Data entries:
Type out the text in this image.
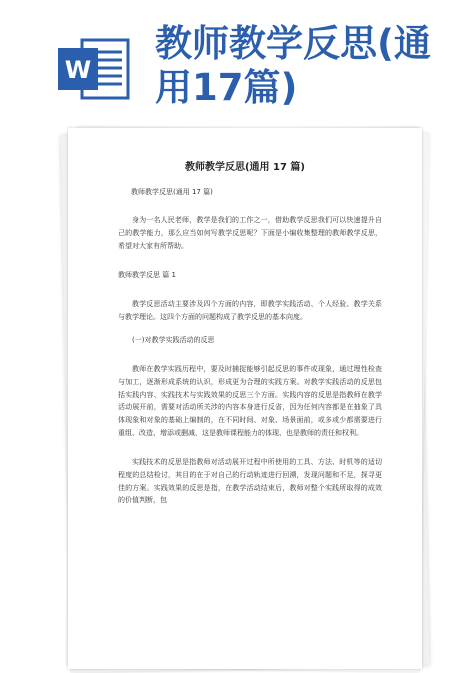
W
教师教学反思(通用17篇)

教师教学反思(通用 17 篇)
教师教学反思(通用 17 篇)
身为一名人民老师，教学是我们的工作之一，借助教学反思我们可以快速提升自己的教学能力，那么应当如何写教学反思呢？下面是小编收集整理的教师教学反思，希望对大家有所帮助。
教师教学反思 篇 1
教学反思活动主要涉及四个方面的内容，即教学实践活动、个人经验、教学关系与教学理论。这四个方面的问题构成了教学反思的基本向度。
(一)对教学实践活动的反思
教师在教学实践历程中，要及时捕捉能够引起反思的事件或现象，通过理性检查与加工，逐渐形成系统的认识，形成更为合理的实践方案。对教学实践活动的反思包括实践内容、实践技术与实践效果的反思三个方面。实践内容的反思是指教师在教学活动展开前，需要对活动所关涉的内容本身进行反省，因为任何内容都是在抽象了具体现象和对象的基础上编制的，在不同时间、对象、场景面前，或多或少都需要进行重组、改造、增添或删减，这是教师课程能力的体现、也是教师的责任和权利。
实践技术的反思是指教师对活动展开过程中所使用的工具、方法、时机等的适切程度的总结检讨，其目的在于对自己的行动轨迹进行回溯，发现问题和不足，探寻更佳的方案。实践效果的反思是指，在教学活动结束后，教师对整个实践所取得的成效的价值判断，包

WHAT IS EXPECTED → Without including any pictures, output all the entries above exactly.

TASK OUTPUT →
Type out the text in this image.
W
教师教学反思(通用17篇)

教师教学反思(通用 17 篇)
教师教学反思(通用 17 篇)
身为一名人民老师，教学是我们的工作之一，借助教学反思我们可以快速提升自己的教学能力，那么应当如何写教学反思呢？下面是小编收集整理的教师教学反思，希望对大家有所帮助。
教师教学反思 篇 1
教学反思活动主要涉及四个方面的内容，即教学实践活动、个人经验、教学关系与教学理论。这四个方面的问题构成了教学反思的基本向度。
(一)对教学实践活动的反思
教师在教学实践历程中，要及时捕捉能够引起反思的事件或现象，通过理性检查与加工，逐渐形成系统的认识，形成更为合理的实践方案。对教学实践活动的反思包括实践内容、实践技术与实践效果的反思三个方面。实践内容的反思是指教师在教学活动展开前，需要对活动所关涉的内容本身进行反省，因为任何内容都是在抽象了具体现象和对象的基础上编制的，在不同时间、对象、场景面前，或多或少都需要进行重组、改造、增添或删减，这是教师课程能力的体现、也是教师的责任和权利。
实践技术的反思是指教师对活动展开过程中所使用的工具、方法、时机等的适切程度的总结检讨，其目的在于对自己的行动轨迹进行回溯，发现问题和不足，探寻更佳的方案。实践效果的反思是指，在教学活动结束后，教师对整个实践所取得的成效的价值判断，包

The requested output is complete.